- _Request_: What is needed here is an exact copy of every entry.

-------- Raw data

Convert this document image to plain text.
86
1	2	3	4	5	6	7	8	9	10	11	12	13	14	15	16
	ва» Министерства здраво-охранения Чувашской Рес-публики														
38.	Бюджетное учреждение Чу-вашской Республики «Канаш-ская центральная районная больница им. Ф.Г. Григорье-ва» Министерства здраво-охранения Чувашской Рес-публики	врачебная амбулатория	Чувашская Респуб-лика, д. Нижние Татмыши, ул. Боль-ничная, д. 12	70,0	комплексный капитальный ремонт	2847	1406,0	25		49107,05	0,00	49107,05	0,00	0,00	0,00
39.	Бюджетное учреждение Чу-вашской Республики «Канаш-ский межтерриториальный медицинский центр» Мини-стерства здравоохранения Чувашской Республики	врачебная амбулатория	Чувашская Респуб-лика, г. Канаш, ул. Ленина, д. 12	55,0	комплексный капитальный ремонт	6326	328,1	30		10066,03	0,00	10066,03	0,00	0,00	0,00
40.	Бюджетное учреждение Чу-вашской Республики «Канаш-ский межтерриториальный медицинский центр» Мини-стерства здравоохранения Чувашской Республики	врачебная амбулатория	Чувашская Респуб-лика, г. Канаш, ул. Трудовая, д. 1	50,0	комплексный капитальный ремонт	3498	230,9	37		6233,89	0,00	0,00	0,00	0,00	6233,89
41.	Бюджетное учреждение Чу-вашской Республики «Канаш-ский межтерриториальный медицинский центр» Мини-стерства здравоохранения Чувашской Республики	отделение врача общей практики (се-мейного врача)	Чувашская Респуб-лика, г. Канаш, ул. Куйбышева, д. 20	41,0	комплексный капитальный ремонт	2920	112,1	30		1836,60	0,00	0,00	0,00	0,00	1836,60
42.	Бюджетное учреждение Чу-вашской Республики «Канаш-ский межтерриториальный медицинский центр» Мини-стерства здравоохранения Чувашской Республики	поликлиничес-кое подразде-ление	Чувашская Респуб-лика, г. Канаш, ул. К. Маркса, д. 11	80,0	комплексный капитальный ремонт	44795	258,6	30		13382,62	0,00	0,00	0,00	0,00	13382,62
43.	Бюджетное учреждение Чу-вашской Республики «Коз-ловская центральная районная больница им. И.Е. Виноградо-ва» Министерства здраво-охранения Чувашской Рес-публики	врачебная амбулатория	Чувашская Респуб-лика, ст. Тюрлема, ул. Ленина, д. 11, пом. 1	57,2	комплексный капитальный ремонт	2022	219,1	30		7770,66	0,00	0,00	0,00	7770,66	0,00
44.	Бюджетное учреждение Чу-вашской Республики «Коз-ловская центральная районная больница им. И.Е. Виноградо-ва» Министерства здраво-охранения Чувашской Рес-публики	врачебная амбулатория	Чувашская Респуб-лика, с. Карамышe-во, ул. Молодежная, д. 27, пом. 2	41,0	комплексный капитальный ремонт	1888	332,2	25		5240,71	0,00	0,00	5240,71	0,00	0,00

----------------

- _Reply_:
Convert this document image to plain text.
86
1	2	3	4	5	6	7	8	9	10	11	12	13	14	15	16
	ва» Министерства здраво-охранения Чувашской Рес-публики														
38.	Бюджетное учреждение Чу-вашской Республики «Канаш-ская центральная районная больница им. Ф.Г. Григорье-ва» Министерства здраво-охранения Чувашской Рес-публики	врачебная амбулатория	Чувашская Респуб-лика, д. Нижние Татмыши, ул. Боль-ничная, д. 12	70,0	комплексный капитальный ремонт	2847	1406,0	25		49107,05	0,00	49107,05	0,00	0,00	0,00
39.	Бюджетное учреждение Чу-вашской Республики «Канаш-ский межтерриториальный медицинский центр» Мини-стерства здравоохранения Чувашской Республики	врачебная амбулатория	Чувашская Респуб-лика, г. Канаш, ул. Ленина, д. 12	55,0	комплексный капитальный ремонт	6326	328,1	30		10066,03	0,00	10066,03	0,00	0,00	0,00
40.	Бюджетное учреждение Чу-вашской Республики «Канаш-ский межтерриториальный медицинский центр» Мини-стерства здравоохранения Чувашской Республики	врачебная амбулатория	Чувашская Респуб-лика, г. Канаш, ул. Трудовая, д. 1	50,0	комплексный капитальный ремонт	3498	230,9	37		6233,89	0,00	0,00	0,00	0,00	6233,89
41.	Бюджетное учреждение Чу-вашской Республики «Канаш-ский межтерриториальный медицинский центр» Мини-стерства здравоохранения Чувашской Республики	отделение врача общей практики (се-мейного врача)	Чувашская Респуб-лика, г. Канаш, ул. Куйбышева, д. 20	41,0	комплексный капитальный ремонт	2920	112,1	30		1836,60	0,00	0,00	0,00	0,00	1836,60
42.	Бюджетное учреждение Чу-вашской Республики «Канаш-ский межтерриториальный медицинский центр» Мини-стерства здравоохранения Чувашской Республики	поликлиничес-кое подразде-ление	Чувашская Респуб-лика, г. Канаш, ул. К. Маркса, д. 11	80,0	комплексный капитальный ремонт	44795	258,6	30		13382,62	0,00	0,00	0,00	0,00	13382,62
43.	Бюджетное учреждение Чу-вашской Республики «Коз-ловская центральная районная больница им. И.Е. Виноградо-ва» Министерства здраво-охранения Чувашской Рес-публики	врачебная амбулатория	Чувашская Респуб-лика, ст. Тюрлема, ул. Ленина, д. 11, пом. 1	57,2	комплексный капитальный ремонт	2022	219,1	30		7770,66	0,00	0,00	0,00	7770,66	0,00
44.	Бюджетное учреждение Чу-вашской Республики «Коз-ловская центральная районная больница им. И.Е. Виноградо-ва» Министерства здраво-охранения Чувашской Рес-публики	врачебная амбулатория	Чувашская Респуб-лика, с. Карамышe-во, ул. Молодежная, д. 27, пом. 2	41,0	комплексный капитальный ремонт	1888	332,2	25		5240,71	0,00	0,00	5240,71	0,00	0,00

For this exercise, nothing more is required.